TASK DETAILS.
Your task is to copy the material exactly.

[Stored items]
....
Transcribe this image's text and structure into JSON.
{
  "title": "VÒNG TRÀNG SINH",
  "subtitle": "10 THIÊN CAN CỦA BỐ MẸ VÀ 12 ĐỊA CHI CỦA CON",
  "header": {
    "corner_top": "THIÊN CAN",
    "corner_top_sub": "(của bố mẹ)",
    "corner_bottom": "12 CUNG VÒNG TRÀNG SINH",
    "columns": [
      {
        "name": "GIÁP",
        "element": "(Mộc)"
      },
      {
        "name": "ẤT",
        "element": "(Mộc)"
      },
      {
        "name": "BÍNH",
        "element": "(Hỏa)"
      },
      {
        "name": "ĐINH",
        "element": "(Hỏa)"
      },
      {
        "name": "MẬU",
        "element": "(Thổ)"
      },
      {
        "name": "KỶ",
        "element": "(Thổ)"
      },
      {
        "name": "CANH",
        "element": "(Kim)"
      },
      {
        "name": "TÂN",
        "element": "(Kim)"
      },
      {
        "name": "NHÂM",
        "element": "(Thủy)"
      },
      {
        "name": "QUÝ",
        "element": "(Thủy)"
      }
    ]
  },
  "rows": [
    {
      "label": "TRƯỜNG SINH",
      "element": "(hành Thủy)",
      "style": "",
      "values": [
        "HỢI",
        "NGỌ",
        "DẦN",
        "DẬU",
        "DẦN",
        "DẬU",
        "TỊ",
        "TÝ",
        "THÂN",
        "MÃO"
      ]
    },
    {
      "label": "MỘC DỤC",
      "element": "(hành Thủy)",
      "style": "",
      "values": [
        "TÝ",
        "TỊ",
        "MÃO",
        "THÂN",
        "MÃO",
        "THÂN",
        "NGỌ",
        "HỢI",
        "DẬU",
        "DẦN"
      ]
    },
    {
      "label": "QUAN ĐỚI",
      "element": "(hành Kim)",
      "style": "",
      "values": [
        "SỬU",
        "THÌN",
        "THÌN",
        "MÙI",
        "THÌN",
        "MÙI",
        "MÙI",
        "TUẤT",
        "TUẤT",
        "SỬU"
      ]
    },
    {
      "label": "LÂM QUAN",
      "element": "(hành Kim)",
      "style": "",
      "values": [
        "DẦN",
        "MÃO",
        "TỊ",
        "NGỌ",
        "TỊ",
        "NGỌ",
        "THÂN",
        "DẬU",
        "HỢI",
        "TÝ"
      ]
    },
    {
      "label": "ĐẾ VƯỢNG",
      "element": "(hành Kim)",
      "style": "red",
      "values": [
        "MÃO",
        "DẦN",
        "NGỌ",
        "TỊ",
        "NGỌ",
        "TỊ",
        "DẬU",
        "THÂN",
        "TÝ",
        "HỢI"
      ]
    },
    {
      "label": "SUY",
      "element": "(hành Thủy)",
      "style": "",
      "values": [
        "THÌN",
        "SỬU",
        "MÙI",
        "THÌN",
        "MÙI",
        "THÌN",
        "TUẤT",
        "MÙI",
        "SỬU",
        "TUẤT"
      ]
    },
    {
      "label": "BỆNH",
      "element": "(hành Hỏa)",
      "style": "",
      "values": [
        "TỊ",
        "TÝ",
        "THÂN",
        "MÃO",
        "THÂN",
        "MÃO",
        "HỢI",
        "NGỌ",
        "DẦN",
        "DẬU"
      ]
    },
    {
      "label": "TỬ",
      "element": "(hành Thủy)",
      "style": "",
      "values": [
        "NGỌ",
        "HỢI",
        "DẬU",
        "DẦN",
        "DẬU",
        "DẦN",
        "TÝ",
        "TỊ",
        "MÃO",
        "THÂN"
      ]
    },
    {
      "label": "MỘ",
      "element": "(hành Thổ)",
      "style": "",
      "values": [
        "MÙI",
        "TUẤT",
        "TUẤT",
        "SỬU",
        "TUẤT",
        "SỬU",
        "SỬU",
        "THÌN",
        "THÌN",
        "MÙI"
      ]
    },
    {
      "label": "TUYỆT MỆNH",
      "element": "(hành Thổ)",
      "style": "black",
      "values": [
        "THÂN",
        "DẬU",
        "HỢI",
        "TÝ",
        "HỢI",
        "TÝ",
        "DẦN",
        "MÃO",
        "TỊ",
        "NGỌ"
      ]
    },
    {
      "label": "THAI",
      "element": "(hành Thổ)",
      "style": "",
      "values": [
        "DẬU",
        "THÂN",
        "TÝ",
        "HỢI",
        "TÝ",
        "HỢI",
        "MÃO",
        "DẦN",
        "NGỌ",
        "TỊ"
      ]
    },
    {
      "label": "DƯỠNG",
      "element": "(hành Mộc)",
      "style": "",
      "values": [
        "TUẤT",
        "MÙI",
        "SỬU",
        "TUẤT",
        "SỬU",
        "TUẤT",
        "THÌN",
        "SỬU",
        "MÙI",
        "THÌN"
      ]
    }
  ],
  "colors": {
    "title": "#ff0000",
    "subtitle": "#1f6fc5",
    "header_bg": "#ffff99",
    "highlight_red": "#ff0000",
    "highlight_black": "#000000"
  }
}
....
CORRECT OUTPUT.
Transcribe this image's text and structure into JSON.
{
  "title": "VÒNG TRÀNG SINH",
  "subtitle": "10 THIÊN CAN CỦA BỐ MẸ VÀ 12 ĐỊA CHI CỦA CON",
  "header": {
    "corner_top": "THIÊN CAN",
    "corner_top_sub": "(của bố mẹ)",
    "corner_bottom": "12 CUNG VÒNG TRÀNG SINH",
    "columns": [
      {
        "name": "GIÁP",
        "element": "(Mộc)"
      },
      {
        "name": "ẤT",
        "element": "(Mộc)"
      },
      {
        "name": "BÍNH",
        "element": "(Hỏa)"
      },
      {
        "name": "ĐINH",
        "element": "(Hỏa)"
      },
      {
        "name": "MẬU",
        "element": "(Thổ)"
      },
      {
        "name": "KỶ",
        "element": "(Thổ)"
      },
      {
        "name": "CANH",
        "element": "(Kim)"
      },
      {
        "name": "TÂN",
        "element": "(Kim)"
      },
      {
        "name": "NHÂM",
        "element": "(Thủy)"
      },
      {
        "name": "QUÝ",
        "element": "(Thủy)"
      }
    ]
  },
  "rows": [
    {
      "label": "TRƯỜNG SINH",
      "element": "(hành Thủy)",
      "style": "",
      "values": [
        "HỢI",
        "NGỌ",
        "DẦN",
        "DẬU",
        "DẦN",
        "DẬU",
        "TỊ",
        "TÝ",
        "THÂN",
        "MÃO"
      ]
    },
    {
      "label": "MỘC DỤC",
      "element": "(hành Thủy)",
      "style": "",
      "values": [
        "TÝ",
        "TỊ",
        "MÃO",
        "THÂN",
        "MÃO",
        "THÂN",
        "NGỌ",
        "HỢI",
        "DẬU",
        "DẦN"
      ]
    },
    {
      "label": "QUAN ĐỚI",
      "element": "(hành Kim)",
      "style": "",
      "values": [
        "SỬU",
        "THÌN",
        "THÌN",
        "MÙI",
        "THÌN",
        "MÙI",
        "MÙI",
        "TUẤT",
        "TUẤT",
        "SỬU"
      ]
    },
    {
      "label": "LÂM QUAN",
      "element": "(hành Kim)",
      "style": "",
      "values": [
        "DẦN",
        "MÃO",
        "TỊ",
        "NGỌ",
        "TỊ",
        "NGỌ",
        "THÂN",
        "DẬU",
        "HỢI",
        "TÝ"
      ]
    },
    {
      "label": "ĐẾ VƯỢNG",
      "element": "(hành Kim)",
      "style": "red",
      "values": [
        "MÃO",
        "DẦN",
        "NGỌ",
        "TỊ",
        "NGỌ",
        "TỊ",
        "DẬU",
        "THÂN",
        "TÝ",
        "HỢI"
      ]
    },
    {
      "label": "SUY",
      "element": "(hành Thủy)",
      "style": "",
      "values": [
        "THÌN",
        "SỬU",
        "MÙI",
        "THÌN",
        "MÙI",
        "THÌN",
        "TUẤT",
        "MÙI",
        "SỬU",
        "TUẤT"
      ]
    },
    {
      "label": "BỆNH",
      "element": "(hành Hỏa)",
      "style": "",
      "values": [
        "TỊ",
        "TÝ",
        "THÂN",
        "MÃO",
        "THÂN",
        "MÃO",
        "HỢI",
        "NGỌ",
        "DẦN",
        "DẬU"
      ]
    },
    {
      "label": "TỬ",
      "element": "(hành Thủy)",
      "style": "",
      "values": [
        "NGỌ",
        "HỢI",
        "DẬU",
        "DẦN",
        "DẬU",
        "DẦN",
        "TÝ",
        "TỊ",
        "MÃO",
        "THÂN"
      ]
    },
    {
      "label": "MỘ",
      "element": "(hành Thổ)",
      "style": "",
      "values": [
        "MÙI",
        "TUẤT",
        "TUẤT",
        "SỬU",
        "TUẤT",
        "SỬU",
        "SỬU",
        "THÌN",
        "THÌN",
        "MÙI"
      ]
    },
    {
      "label": "TUYỆT MỆNH",
      "element": "(hành Thổ)",
      "style": "black",
      "values": [
        "THÂN",
        "DẬU",
        "HỢI",
        "TÝ",
        "HỢI",
        "TÝ",
        "DẦN",
        "MÃO",
        "TỊ",
        "NGỌ"
      ]
    },
    {
      "label": "THAI",
      "element": "(hành Thổ)",
      "style": "",
      "values": [
        "DẬU",
        "THÂN",
        "TÝ",
        "HỢI",
        "TÝ",
        "HỢI",
        "MÃO",
        "DẦN",
        "NGỌ",
        "TỊ"
      ]
    },
    {
      "label": "DƯỠNG",
      "element": "(hành Mộc)",
      "style": "",
      "values": [
        "TUẤT",
        "MÙI",
        "SỬU",
        "TUẤT",
        "SỬU",
        "TUẤT",
        "THÌN",
        "SỬU",
        "MÙI",
        "THÌN"
      ]
    }
  ],
  "colors": {
    "title": "#ff0000",
    "subtitle": "#1f6fc5",
    "header_bg": "#ffff99",
    "highlight_red": "#ff0000",
    "highlight_black": "#000000"
  }
}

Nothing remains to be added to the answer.